#### [Task description]
Pictures within the data are to be left out; everything else must be reproduced exactly.
----
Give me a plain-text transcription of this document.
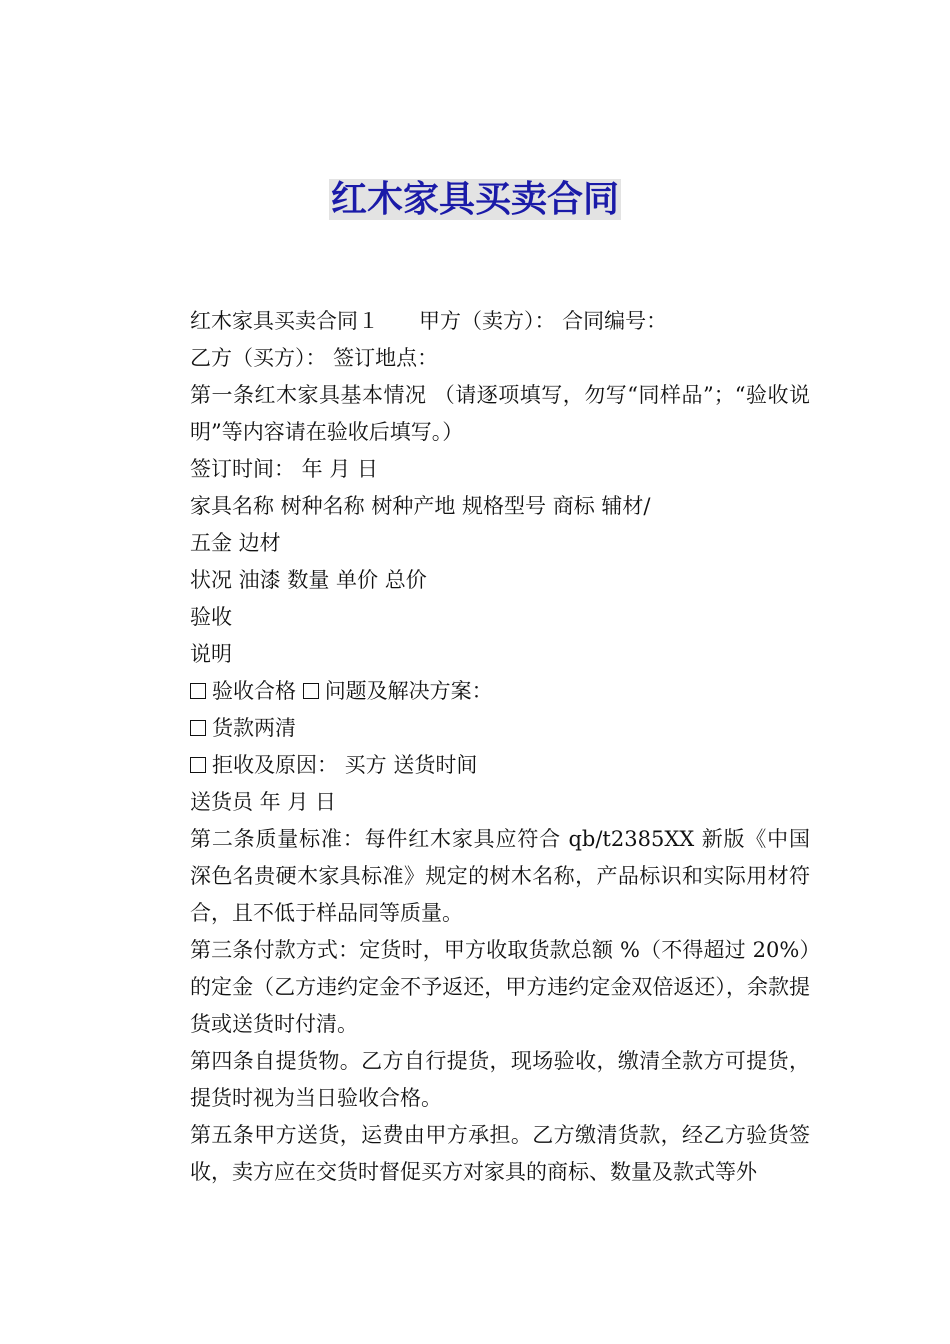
红木家具买卖合同

红木家具买卖合同１ 甲方（卖方）： 合同编号：

乙方（买方）： 签订地点：

第一条红木家具基本情况 （请逐项填写，勿写“同样品”；“验收说明”等内容请在验收后填写。）

签订时间： 年 月 日

家具名称 树种名称 树种产地 规格型号 商标 辅材/

五金 边材

状况 油漆 数量 单价 总价

验收

说明

验收合格 问题及解决方案：

货款两清

拒收及原因： 买方 送货时间

送货员 年 月 日

第二条质量标准：每件红木家具应符合 qb/t2385XX 新版《中国深色名贵硬木家具标准》规定的树木名称，产品标识和实际用材符合，且不低于样品同等质量。

第三条付款方式：定货时，甲方收取货款总额 %（不得超过 20%）的定金（乙方违约定金不予返还，甲方违约定金双倍返还），余款提货或送货时付清。

第四条自提货物。乙方自行提货，现场验收，缴清全款方可提货，提货时视为当日验收合格。

第五条甲方送货，运费由甲方承担。乙方缴清货款，经乙方验货签收，卖方应在交货时督促买方对家具的商标、数量及款式等外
----
#### [The reply]
Give me a plain-text transcription of this document.
红木家具买卖合同

红木家具买卖合同１ 甲方（卖方）： 合同编号：

乙方（买方）： 签订地点：

第一条红木家具基本情况 （请逐项填写，勿写“同样品”；“验收说明”等内容请在验收后填写。）

签订时间： 年 月 日

家具名称 树种名称 树种产地 规格型号 商标 辅材/

五金 边材

状况 油漆 数量 单价 总价

验收

说明

验收合格 问题及解决方案：

货款两清

拒收及原因： 买方 送货时间

送货员 年 月 日

第二条质量标准：每件红木家具应符合 qb/t2385XX 新版《中国深色名贵硬木家具标准》规定的树木名称，产品标识和实际用材符合，且不低于样品同等质量。

第三条付款方式：定货时，甲方收取货款总额 %（不得超过 20%）的定金（乙方违约定金不予返还，甲方违约定金双倍返还），余款提货或送货时付清。

第四条自提货物。乙方自行提货，现场验收，缴清全款方可提货，提货时视为当日验收合格。

第五条甲方送货，运费由甲方承担。乙方缴清货款，经乙方验货签收，卖方应在交货时督促买方对家具的商标、数量及款式等外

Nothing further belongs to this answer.